» **The exercise**:
Return the Outer Space Treaty passage below word for word, from its heading to its final sentence.

» **Provided passage**:
2.3.1. Outer Space Treaty (OST)
The Outer Space Treaty (OST) is regarded by many to be the basis of international space law. It was adopted in 1966, and has been signed by 28 nations and ratified by 92 nations including the U.S. and U.S.S.R. [4]. In the treaty, most of the world’s space faring nations agreed to amongst other things [8]:
1) Not place weapons of mass destruction in orbit around the Earth, on celestial bodies, or in space in any manner (Article 4 OST [6]).
2) Outer space and the celestial bodies are not subject to sovereignty, occupation, or national appropriation (Article 2 OST [7]), and
3) The general principles of liability, registration, and jurisdiction (Article VIII OST [8])
Denying the enemy radars a view of incoming Allied warplanes would fall under the label of “Information Blockade” in Space Power 2010 by researchers at the Air Force’s Air Command and Staff College. [5] The paper also states that “although the Outer Space Treaty does limit military and industrial activities in space, it alone does not prohibit the achievement of the space power CONOPS (Concept of Operations)” which contains Information Blockade [5]. This must include a favorable interpretation of Article III, which states (emphasis added) [6]:
“States Parties to the Treaty shall carry on activities in the exploration and use of outer space, including the moon and other celestial bodies, in accordance with international law, including the Charter of the United Nations, in the interest of maintaining international peace and security and promoting international cooperation and understanding.”
So, it seems that in some cases it would be acceptable to have overhead jamming of threat radars. It must be in accordance to international law (which does not prohibit all war) and the Charter of the United Nations (which allows for the use of force to maintain peace). Operation DESERT STORM and perhaps even NATO Operation Allied Force seem to fit the criteria above implying space-based jamming could have been used legitimately.

» **Collected material**:
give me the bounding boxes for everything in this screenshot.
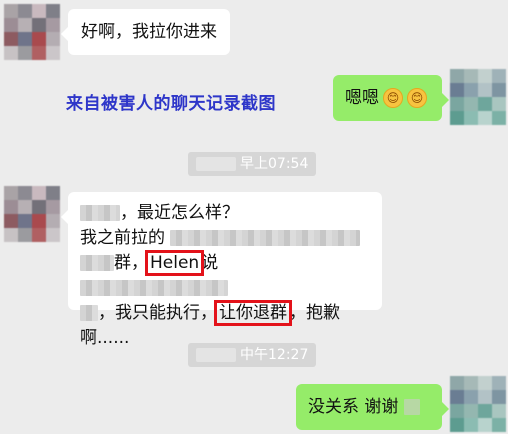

» **Written response**:
2.3.1. Outer Space Treaty (OST)
The Outer Space Treaty (OST) is regarded by many to be the basis of international space law. It was adopted in 1966, and has been signed by 28 nations and ratified by 92 nations including the U.S. and U.S.S.R. [4]. In the treaty, most of the world’s space faring nations agreed to amongst other things [8]:
1) Not place weapons of mass destruction in orbit around the Earth, on celestial bodies, or in space in any manner (Article 4 OST [6]).
2) Outer space and the celestial bodies are not subject to sovereignty, occupation, or national appropriation (Article 2 OST [7]), and
3) The general principles of liability, registration, and jurisdiction (Article VIII OST [8])
Denying the enemy radars a view of incoming Allied warplanes would fall under the label of “Information Blockade” in Space Power 2010 by researchers at the Air Force’s Air Command and Staff College. [5] The paper also states that “although the Outer Space Treaty does limit military and industrial activities in space, it alone does not prohibit the achievement of the space power CONOPS (Concept of Operations)” which contains Information Blockade [5]. This must include a favorable interpretation of Article III, which states (emphasis added) [6]:
“States Parties to the Treaty shall carry on activities in the exploration and use of outer space, including the moon and other celestial bodies, in accordance with international law, including the Charter of the United Nations, in the interest of maintaining international peace and security and promoting international cooperation and understanding.”
So, it seems that in some cases it would be acceptable to have overhead jamming of threat radars. It must be in accordance to international law (which does not prohibit all war) and the Charter of the United Nations (which allows for the use of force to maintain peace). Operation DESERT STORM and perhaps even NATO Operation Allied Force seem to fit the criteria above implying space-based jamming could have been used legitimately.